Excerpt provided>
(begin)

For the three months ended March 31, 2026, $28.2 million of cash was provided by operating activities. This was driven by a lower net income for the period, larger accruals of accounts payable, a larger accounts receivable balance, and a larger income tax payable accrual. This was partially offset by lower stock-based compensation, higher depreciation and amortization, and contract assets being utilized. For the three months ended March 31, 2025, $29.4 million of cash was provided by operating activities.
Our working capital at March 31, 2026 was $24.9 million compared to $57.6 million at December 31, 2025. The decrease was driven primarily by decreases in cash and cash equivalents, accounts receivables and contract assets, partially offset by decreases in accounts payable, deferred revenue, and short-term income taxes payable.
Investing Activities
Changes in cash flows from investing activities primarily relate to purchases of property and equipment, capitalized software activities, and activity in connection with acquisitions. We expect to continue to purchase property and equipment to support the growth of our business as well as to continue to invest in our infrastructure and activity in connection with potential acquisitions.
For the three months ended March 31, 2026, net cash used in investing activities was $37.8 million, compared to net cash used in investing activities of $1.6 million for the three months ended March 31, 2025. Cash used in investing activities primarily consisted of cash paid for the acquisition of Build38 and, to a lesser extent, additions to property and equipment.
Financing Activities
Changes in cash flows from financing activities primarily relate to dividends paid, payment of debt issuance costs, purchases of common stock under our share repurchase program (when applicable) and tax payments for restricted stock issuances.
Cash of $11.4 million used in financing activities during the three months ended March 31, 2026 was attributable to dividends paid, cash paid for share repurchases, and tax payments for stock issuances. Cash of $5.9 million used in financing activities during the three months ended March 31, 2025 was attributable to tax payments for stock issuances and cash paid for the holdback component of a prior year acquisition.
Key Business Metrics and Non-GAAP Financial Measures
In our quarterly earnings press releases and conference calls, we discuss the below key metrics and financial measures that are not calculated according to generally accepted accounting principles (“GAAP”). These metrics and non-GAAP financial measures help us monitor and evaluate the effectiveness of our operations and evaluate period-to-period comparisons. Management believes that these metrics and non-GAAP financial measures help illustrate underlying trends in our business. We use these metrics and non-GAAP financial measures to establish budgets and operational goals (communicated internally and externally), manage our business and evaluate our performance. We also believe that both management and investors benefit from referring to these metrics and non-GAAP financial measures as supplemental information in assessing our performance and when planning, forecasting, and analyzing future periods. We believe these metrics and non-GAAP financial measures are useful to investors both because they allow for greater transparency with respect to financial measures used by management in their financial and operational decision-making and also because they are used by investors and the analyst community to help evaluate the health of our business.

(end)

Short task 1> In the cash flow discussion, how much net cash was used in investing activities for the three months ended March 31, 2026?
Short task 2> Update everything from the beginning of the listing down to the line containing "checkbox-row: Data Table", replacing "splitter-handle" with "resize-handle" and changing nothing else.

Recorded data>
(begin)

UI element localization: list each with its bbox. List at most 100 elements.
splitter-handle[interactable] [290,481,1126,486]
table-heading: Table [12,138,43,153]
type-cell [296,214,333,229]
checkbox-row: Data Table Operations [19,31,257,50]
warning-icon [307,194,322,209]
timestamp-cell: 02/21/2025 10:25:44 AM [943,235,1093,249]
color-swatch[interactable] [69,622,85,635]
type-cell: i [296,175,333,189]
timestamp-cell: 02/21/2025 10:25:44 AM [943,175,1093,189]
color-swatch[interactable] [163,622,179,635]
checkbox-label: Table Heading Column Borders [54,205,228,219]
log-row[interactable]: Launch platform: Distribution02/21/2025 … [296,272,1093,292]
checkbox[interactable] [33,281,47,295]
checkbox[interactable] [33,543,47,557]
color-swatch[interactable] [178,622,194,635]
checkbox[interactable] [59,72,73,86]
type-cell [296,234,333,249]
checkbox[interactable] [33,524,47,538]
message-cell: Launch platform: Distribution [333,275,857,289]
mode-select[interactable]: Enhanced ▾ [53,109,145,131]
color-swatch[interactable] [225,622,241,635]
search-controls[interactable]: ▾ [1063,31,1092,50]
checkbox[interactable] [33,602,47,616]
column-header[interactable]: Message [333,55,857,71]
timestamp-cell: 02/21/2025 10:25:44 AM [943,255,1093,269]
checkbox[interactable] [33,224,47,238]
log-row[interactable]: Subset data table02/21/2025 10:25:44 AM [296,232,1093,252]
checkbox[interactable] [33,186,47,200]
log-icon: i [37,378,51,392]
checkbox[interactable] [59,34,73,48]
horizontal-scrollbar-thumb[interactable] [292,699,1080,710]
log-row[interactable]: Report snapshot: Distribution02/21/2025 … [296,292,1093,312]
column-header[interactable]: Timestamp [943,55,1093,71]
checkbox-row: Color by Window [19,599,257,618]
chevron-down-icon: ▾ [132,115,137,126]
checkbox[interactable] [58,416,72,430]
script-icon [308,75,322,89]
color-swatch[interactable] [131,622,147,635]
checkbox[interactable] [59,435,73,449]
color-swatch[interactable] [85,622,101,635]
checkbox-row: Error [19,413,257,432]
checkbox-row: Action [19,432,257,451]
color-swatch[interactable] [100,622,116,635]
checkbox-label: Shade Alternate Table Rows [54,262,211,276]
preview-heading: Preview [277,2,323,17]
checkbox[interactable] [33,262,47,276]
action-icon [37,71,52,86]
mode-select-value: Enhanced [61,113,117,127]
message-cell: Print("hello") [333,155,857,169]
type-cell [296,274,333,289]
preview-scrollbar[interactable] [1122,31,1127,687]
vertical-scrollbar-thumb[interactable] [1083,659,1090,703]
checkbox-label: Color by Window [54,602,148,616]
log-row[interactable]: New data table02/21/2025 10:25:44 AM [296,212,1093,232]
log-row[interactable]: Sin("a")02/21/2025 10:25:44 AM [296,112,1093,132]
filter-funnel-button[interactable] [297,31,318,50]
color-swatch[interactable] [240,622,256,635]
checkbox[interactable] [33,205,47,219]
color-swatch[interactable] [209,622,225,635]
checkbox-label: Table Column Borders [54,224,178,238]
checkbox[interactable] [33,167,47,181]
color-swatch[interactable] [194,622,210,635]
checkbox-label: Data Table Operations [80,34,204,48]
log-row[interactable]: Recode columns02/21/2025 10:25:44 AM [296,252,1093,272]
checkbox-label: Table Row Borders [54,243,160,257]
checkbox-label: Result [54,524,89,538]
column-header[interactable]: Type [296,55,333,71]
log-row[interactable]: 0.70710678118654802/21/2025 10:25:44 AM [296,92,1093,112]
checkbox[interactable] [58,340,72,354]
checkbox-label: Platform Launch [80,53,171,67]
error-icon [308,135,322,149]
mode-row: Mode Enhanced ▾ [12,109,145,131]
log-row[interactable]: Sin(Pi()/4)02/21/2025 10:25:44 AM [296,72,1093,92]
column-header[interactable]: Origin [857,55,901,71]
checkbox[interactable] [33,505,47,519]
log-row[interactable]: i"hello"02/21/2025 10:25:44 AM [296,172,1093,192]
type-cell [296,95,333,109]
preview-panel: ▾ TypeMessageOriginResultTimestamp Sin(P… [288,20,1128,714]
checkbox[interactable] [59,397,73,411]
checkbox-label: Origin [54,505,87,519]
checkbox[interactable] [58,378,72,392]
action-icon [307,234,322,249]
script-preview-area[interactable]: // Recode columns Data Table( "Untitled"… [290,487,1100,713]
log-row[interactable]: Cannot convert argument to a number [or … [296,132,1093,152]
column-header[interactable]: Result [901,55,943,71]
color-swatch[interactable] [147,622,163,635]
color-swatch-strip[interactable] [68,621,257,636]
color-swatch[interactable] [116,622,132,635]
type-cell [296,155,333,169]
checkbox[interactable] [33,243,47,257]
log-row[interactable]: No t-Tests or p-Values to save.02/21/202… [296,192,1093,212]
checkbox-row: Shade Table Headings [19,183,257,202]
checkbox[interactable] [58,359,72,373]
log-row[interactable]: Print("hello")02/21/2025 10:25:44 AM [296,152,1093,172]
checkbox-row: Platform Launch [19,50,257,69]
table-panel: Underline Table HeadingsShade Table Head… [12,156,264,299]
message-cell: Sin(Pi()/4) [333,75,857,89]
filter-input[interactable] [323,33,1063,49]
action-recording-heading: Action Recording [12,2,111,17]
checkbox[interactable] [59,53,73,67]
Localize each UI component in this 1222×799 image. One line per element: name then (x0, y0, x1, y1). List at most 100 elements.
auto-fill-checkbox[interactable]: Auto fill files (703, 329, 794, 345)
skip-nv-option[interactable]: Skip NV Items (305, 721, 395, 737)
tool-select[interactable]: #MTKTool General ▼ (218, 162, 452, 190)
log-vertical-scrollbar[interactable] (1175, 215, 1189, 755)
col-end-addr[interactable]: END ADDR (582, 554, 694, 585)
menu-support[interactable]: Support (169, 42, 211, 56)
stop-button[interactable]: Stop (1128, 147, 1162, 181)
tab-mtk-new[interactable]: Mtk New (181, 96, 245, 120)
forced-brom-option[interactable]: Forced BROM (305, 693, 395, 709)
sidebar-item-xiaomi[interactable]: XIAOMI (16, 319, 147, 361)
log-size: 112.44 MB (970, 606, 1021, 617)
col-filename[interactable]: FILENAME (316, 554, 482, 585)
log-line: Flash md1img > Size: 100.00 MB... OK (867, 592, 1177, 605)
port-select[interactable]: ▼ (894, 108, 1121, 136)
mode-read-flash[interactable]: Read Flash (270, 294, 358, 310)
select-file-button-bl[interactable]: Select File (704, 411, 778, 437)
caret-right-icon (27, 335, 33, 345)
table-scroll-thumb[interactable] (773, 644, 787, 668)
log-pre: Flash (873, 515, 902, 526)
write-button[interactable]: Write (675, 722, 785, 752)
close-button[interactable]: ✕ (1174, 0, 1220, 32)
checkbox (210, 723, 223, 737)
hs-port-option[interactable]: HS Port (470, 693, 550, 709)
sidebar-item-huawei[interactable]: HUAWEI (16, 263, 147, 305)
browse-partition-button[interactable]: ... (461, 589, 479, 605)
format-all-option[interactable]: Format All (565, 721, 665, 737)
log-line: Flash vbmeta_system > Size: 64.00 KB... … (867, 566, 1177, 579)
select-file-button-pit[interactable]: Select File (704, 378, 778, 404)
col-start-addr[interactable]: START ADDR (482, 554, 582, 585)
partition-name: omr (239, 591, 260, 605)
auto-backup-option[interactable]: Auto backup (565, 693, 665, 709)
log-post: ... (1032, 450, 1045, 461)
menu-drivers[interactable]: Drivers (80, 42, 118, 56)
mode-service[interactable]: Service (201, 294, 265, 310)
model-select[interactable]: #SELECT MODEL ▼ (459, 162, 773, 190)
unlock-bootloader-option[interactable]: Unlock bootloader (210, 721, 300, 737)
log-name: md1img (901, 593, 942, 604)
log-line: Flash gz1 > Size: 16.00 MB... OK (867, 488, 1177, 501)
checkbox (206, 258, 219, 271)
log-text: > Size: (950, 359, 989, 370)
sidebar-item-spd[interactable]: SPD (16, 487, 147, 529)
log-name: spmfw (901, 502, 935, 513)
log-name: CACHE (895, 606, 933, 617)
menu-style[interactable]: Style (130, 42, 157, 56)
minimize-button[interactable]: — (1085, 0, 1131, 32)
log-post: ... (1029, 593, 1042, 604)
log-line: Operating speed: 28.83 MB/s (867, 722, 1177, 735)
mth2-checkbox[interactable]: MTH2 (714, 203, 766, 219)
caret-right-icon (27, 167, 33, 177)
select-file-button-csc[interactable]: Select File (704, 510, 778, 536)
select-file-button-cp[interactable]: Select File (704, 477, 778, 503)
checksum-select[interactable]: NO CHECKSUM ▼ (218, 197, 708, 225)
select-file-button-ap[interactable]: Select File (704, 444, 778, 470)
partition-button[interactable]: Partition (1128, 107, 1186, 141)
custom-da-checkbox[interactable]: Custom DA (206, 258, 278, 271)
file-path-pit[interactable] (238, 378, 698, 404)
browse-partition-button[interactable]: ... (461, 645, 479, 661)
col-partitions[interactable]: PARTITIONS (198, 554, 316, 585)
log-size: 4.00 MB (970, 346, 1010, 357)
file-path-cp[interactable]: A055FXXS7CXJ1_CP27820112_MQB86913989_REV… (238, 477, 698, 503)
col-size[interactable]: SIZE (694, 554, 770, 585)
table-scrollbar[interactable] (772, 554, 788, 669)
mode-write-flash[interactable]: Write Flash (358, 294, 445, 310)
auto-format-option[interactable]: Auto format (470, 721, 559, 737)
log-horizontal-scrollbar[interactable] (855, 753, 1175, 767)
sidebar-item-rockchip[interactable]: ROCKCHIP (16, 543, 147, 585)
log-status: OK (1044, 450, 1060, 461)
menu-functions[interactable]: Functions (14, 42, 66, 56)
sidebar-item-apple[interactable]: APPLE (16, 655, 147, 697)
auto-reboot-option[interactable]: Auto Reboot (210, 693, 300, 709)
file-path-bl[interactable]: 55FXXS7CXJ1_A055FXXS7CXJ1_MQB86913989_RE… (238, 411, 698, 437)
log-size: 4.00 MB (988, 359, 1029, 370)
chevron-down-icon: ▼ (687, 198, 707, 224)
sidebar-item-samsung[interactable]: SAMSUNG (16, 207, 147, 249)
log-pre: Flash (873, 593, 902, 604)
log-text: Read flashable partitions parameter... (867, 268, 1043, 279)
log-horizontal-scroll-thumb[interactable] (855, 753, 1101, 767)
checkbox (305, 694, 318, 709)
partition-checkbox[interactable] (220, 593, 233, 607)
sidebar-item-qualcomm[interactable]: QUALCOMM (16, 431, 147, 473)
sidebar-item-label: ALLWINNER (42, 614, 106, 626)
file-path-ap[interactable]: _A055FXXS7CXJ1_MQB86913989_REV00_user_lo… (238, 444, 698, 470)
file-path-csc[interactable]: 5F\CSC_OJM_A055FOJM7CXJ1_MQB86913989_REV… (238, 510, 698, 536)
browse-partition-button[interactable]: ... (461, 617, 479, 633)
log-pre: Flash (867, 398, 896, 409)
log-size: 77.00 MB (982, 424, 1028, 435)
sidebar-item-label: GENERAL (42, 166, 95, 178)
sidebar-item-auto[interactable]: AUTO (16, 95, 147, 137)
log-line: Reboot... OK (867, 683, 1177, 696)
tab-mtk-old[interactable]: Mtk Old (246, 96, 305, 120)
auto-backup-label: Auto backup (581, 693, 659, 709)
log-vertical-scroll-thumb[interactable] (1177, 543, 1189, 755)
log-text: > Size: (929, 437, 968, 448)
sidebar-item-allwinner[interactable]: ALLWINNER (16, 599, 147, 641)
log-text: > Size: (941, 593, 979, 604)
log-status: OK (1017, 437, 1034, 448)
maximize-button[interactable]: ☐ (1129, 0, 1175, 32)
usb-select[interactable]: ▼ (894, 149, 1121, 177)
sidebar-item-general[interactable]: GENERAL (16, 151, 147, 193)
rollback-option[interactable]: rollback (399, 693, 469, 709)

(end)

Task response 1> $37.8 million

Task response 2>
UI element localization: list each with its bbox. List at most 100 elements.
resize-handle[interactable] [290,481,1126,486]
table-heading: Table [12,138,43,153]
type-cell [296,214,333,229]
checkbox-row: Data Table Operations [19,31,257,50]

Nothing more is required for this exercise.